Four months of runway. Methodology paper draft revision (~6 weeks), Conjecture 1 run and writeup (~3 weeks), architecture extension runs on two or three additional families (~4 weeks), revision cycle (~2 weeks). Close to the original timeline, different deliverable at the end.

Who is on your team? What's your track record on similar projects?

Solo. No institutional affiliation, no formal credentials in machine learning, no prior peer-reviewed publications. The R paper — the one this update is about — is the track record.

That paper was built from a single RTX 3080, tested 49 preregistered hypotheses across three model architectures, included a built-in linearity validation that caught the headline error before submission, and is being updated publicly here the same week I understood what the error was. The framework, data, and full protocol are public.

What I'm asking funders to evaluate is: the practice demonstrated by this update. A measurement instrument designed to be falsifiable. A researcher who reports the falsification when it occurs. If that's the kind of work you want to fund, there's an example of it in front of you.

What are the most likely causes and outcomes if this project fails?

Hardware failure. The 3080 is the entire production system. If it dies the project stops until replacement. The A6000 directly mitigates — it both replaces the 3080 as primary hardware and expands what's runnable, so hardware risk drops and scope rises simultaneously.

Mitigating circumstances in my life. Solo projects on personal hardware have one point of failure. Runway directly mitigates — four months of funded time means I'm not forced to put the project down when other obligations compete.

Neither of those is a risk to the science itself. The framework works, is documented, and will be made public when the paper is put up for preprint. The data I already have is sufficient for the methodology paper on its own. If this funding doesn't come through, the paper gets completed on a slower timeline and self-funded, and the extensions wait until I can afford the hardware myself. The A6000 and the runway determine how fast this happens and how far the replication can go. They don't determine whether the work exists.

How much money have you raised in the last 12 months, and from where?

Zero.
****
- EXERCISE
Summarize the excerpt in three sentences.

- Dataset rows
****
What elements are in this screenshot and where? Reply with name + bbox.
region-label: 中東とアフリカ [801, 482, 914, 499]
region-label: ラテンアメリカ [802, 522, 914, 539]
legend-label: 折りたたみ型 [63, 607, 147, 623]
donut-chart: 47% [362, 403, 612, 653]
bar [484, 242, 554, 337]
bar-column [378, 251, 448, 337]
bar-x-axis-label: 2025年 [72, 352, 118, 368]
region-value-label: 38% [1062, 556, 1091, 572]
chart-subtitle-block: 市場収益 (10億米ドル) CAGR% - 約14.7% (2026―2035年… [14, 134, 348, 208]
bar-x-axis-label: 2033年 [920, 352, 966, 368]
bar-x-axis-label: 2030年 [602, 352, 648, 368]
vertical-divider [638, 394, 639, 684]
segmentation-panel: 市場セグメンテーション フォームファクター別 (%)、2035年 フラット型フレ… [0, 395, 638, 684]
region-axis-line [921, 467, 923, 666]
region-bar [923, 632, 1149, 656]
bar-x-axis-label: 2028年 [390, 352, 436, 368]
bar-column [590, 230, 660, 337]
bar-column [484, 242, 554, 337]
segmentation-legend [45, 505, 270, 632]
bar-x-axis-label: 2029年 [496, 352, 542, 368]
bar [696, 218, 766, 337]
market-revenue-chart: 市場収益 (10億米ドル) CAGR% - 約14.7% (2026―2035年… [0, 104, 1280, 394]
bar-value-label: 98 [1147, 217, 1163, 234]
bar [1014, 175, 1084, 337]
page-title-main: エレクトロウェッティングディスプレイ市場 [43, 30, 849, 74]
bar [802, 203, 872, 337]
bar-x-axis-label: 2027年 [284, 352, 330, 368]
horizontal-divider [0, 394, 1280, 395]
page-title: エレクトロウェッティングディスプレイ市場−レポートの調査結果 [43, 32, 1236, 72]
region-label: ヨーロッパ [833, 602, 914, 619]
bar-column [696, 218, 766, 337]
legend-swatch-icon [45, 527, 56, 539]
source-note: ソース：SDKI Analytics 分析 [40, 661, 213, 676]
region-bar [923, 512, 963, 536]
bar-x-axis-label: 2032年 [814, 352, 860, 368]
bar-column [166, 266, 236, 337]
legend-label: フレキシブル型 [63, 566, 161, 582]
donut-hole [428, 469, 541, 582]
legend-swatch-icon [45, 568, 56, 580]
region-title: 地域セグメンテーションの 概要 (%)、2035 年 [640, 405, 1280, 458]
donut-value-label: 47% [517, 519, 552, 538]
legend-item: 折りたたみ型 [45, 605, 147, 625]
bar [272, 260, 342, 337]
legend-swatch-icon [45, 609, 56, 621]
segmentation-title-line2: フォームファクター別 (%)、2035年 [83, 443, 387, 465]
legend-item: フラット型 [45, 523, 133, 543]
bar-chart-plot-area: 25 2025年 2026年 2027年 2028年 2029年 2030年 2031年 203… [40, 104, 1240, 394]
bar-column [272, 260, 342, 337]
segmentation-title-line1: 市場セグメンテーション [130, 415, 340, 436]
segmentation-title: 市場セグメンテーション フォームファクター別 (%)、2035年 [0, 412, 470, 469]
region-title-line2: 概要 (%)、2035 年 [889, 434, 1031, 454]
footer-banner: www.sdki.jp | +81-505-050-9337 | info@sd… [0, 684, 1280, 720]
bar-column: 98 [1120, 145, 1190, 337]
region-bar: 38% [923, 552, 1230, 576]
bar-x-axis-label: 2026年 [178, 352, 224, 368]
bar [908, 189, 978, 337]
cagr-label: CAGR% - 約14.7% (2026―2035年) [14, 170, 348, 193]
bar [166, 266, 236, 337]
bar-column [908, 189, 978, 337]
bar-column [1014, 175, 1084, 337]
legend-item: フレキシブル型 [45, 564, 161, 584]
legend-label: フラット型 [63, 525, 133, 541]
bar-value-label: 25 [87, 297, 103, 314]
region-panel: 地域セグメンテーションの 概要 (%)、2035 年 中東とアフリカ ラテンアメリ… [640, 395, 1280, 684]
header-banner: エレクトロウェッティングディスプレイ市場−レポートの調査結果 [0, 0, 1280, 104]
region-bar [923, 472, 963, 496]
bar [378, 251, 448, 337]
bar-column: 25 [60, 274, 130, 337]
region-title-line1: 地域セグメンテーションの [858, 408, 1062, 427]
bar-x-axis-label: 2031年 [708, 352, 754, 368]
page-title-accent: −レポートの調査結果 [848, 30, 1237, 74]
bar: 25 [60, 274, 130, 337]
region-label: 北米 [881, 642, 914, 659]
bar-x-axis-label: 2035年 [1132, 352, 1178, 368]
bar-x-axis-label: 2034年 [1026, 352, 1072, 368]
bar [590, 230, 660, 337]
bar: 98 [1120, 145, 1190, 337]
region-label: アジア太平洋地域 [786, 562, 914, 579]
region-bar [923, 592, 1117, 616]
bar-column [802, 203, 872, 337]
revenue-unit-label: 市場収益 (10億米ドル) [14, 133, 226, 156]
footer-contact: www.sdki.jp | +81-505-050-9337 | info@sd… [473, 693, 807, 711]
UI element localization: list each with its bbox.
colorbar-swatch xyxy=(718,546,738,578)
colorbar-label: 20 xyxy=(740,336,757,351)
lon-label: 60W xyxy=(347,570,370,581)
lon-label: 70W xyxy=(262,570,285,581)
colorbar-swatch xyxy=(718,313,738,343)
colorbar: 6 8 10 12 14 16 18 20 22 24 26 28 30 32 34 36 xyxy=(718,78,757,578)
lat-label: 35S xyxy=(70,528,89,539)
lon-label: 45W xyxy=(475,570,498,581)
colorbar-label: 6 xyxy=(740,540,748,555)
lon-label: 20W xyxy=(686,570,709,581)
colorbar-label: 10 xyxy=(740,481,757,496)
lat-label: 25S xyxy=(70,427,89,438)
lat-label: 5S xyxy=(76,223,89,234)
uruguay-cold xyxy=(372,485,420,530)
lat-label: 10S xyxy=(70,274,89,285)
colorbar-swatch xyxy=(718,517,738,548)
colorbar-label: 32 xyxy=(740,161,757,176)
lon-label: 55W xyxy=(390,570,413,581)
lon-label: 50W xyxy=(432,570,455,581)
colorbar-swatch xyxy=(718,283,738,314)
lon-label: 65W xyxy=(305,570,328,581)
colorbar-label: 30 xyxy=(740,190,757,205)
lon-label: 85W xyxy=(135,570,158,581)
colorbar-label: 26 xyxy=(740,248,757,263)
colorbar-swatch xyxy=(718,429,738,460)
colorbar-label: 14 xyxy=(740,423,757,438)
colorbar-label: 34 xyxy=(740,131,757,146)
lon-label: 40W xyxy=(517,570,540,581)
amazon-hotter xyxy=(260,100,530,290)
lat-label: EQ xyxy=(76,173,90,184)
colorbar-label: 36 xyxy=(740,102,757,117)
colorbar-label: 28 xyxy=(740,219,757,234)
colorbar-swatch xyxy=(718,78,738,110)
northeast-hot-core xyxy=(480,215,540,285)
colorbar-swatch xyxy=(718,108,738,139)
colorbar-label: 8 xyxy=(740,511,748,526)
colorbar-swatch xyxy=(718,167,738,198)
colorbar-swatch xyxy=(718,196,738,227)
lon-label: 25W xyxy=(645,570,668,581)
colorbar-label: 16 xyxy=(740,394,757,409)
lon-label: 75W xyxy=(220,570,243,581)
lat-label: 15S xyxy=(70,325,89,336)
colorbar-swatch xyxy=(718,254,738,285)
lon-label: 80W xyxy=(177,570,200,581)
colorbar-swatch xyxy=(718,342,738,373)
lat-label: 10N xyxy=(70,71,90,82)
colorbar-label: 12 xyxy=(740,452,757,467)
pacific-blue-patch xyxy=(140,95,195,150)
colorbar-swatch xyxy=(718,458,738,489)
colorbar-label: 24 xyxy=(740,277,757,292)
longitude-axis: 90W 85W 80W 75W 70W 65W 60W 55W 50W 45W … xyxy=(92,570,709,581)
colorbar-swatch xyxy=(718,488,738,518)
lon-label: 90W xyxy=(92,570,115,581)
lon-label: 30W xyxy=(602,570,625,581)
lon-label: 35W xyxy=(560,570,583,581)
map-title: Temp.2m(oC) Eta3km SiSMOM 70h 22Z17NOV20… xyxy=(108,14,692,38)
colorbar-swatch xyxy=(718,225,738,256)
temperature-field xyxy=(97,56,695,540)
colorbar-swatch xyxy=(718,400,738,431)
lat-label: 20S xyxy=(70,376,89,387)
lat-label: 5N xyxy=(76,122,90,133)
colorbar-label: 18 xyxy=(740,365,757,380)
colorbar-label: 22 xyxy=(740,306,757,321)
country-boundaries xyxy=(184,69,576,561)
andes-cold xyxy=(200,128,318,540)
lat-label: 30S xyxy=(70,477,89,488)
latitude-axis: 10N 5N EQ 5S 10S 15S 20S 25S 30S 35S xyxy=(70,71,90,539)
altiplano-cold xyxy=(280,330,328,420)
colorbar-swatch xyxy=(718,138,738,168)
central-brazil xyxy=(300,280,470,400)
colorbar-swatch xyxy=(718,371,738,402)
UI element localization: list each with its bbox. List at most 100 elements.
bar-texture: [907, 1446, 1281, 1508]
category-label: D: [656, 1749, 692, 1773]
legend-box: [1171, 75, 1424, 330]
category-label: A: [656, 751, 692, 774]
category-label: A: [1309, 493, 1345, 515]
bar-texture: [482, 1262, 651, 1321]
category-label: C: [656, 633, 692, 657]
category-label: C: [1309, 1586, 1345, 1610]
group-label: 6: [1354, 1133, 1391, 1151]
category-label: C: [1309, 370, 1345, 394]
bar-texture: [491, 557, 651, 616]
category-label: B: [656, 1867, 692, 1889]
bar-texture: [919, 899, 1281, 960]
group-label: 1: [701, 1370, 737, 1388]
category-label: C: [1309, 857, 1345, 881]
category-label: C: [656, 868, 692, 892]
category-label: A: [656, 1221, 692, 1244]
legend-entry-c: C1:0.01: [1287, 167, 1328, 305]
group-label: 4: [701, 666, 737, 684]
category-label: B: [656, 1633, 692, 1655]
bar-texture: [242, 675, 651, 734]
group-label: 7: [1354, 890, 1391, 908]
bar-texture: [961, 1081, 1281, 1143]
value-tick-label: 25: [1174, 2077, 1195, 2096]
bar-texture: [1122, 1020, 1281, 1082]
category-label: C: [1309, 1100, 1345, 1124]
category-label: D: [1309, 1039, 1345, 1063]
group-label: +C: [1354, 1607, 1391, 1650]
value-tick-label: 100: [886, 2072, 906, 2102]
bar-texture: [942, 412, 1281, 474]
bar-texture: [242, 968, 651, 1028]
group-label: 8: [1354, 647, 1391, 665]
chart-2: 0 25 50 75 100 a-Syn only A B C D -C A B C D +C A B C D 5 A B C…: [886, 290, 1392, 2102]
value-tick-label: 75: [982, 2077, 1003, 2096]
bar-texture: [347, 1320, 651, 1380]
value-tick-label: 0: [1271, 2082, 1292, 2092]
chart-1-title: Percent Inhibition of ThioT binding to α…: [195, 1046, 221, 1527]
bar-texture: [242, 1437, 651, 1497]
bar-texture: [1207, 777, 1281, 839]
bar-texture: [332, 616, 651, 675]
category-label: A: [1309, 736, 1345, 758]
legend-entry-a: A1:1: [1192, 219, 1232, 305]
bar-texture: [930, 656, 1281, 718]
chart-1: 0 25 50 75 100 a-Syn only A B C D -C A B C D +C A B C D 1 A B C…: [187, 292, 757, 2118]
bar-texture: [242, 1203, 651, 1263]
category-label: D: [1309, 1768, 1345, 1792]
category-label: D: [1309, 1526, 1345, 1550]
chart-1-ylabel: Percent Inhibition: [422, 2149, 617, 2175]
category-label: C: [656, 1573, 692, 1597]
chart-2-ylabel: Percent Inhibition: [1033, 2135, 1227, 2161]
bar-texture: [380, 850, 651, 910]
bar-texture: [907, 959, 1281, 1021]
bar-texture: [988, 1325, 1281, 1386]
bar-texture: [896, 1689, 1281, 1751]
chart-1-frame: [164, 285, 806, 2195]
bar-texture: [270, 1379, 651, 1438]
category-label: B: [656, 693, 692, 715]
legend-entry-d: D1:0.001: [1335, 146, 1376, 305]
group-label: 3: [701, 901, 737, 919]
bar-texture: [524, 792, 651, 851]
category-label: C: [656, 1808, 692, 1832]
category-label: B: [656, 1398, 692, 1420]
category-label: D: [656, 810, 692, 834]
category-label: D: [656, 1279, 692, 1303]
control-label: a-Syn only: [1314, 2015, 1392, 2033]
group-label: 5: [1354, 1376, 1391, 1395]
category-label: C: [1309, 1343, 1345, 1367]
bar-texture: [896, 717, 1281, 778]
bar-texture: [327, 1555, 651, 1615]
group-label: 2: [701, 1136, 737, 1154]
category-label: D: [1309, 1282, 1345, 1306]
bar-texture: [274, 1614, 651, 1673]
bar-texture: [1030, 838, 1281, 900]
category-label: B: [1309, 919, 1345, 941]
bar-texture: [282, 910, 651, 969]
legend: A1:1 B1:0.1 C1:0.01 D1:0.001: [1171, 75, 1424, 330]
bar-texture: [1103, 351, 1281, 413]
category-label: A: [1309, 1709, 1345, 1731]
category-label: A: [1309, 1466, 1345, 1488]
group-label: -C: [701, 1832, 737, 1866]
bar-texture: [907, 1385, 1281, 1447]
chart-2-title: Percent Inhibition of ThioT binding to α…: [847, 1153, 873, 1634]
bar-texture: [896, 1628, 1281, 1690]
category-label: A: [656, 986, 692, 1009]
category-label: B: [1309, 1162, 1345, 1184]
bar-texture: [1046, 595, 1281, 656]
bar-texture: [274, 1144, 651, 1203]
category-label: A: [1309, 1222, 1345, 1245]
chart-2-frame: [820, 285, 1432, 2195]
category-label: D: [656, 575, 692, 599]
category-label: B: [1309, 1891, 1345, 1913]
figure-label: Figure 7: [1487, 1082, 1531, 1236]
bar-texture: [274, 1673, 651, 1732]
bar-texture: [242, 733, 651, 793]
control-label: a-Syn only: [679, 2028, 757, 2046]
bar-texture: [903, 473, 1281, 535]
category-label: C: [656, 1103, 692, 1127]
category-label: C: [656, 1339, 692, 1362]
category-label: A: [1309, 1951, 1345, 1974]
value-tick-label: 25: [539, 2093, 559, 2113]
****
- WORKED SOLUTION
Working solo with no institutional affiliation, no formal machine learning credentials and no prior peer-reviewed publications, the applicant plans four months of work on a methodology paper, a Conjecture 1 run, extension runs on more architecture families and a revision cycle, and offers the R paper as the track record. The named risks are the failure of the single RTX 3080 that makes up the whole production system and personal circumstances that could pull a solo project away, and an A6000 and funded runway would reduce both. Without the funding, the paper would still be finished on a slower, self-funded timeline while the extensions wait, and the applicant has raised zero money in the last 12 months.